● **Supplied data**
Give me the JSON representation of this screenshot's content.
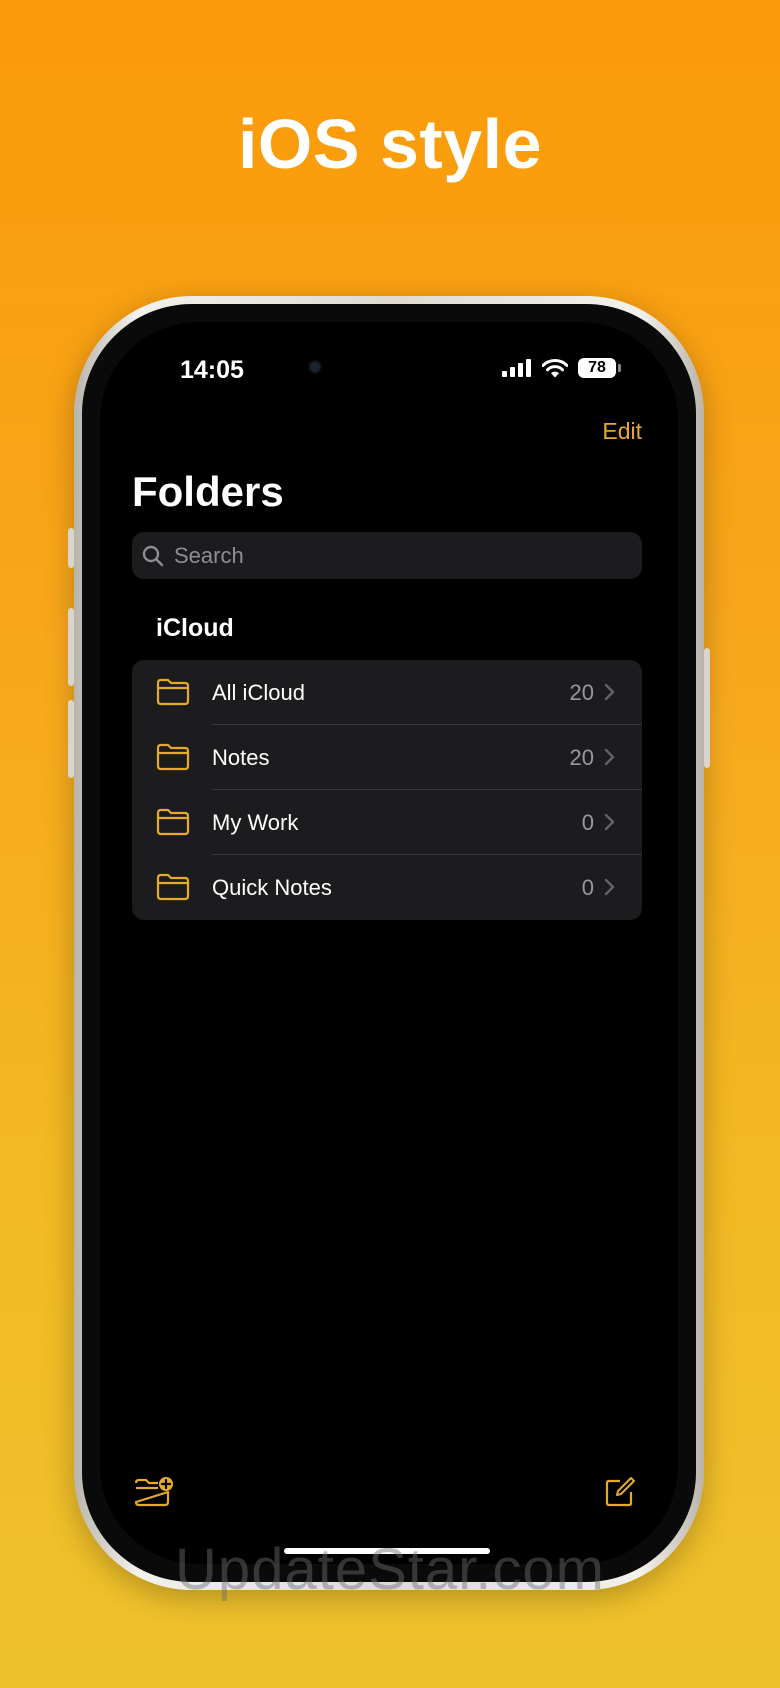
{
  "headline": "iOS style",
  "status_bar": {
    "time": "14:05",
    "battery": "78"
  },
  "nav": {
    "edit_label": "Edit",
    "title": "Folders"
  },
  "search": {
    "placeholder": "Search"
  },
  "section": {
    "title": "iCloud"
  },
  "folders": [
    {
      "name": "All iCloud",
      "count": "20"
    },
    {
      "name": "Notes",
      "count": "20"
    },
    {
      "name": "My Work",
      "count": "0"
    },
    {
      "name": "Quick Notes",
      "count": "0"
    }
  ],
  "toolbar": {
    "new_folder_icon": "folder-plus-icon",
    "compose_icon": "compose-icon"
  },
  "watermark": "UpdateStar.com",
  "colors": {
    "accent": "#e5a92b",
    "background_top": "#fb9a08",
    "background_bottom": "#eec22c",
    "screen": "#000000",
    "grouped_cell": "#1c1c1e"
  }
}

● **Problem statement**
In the entries above, identify every line with the word "icon". Copy those lines.

● **Reply**
    "new_folder_icon": "folder-plus-icon",
    "compose_icon": "compose-icon"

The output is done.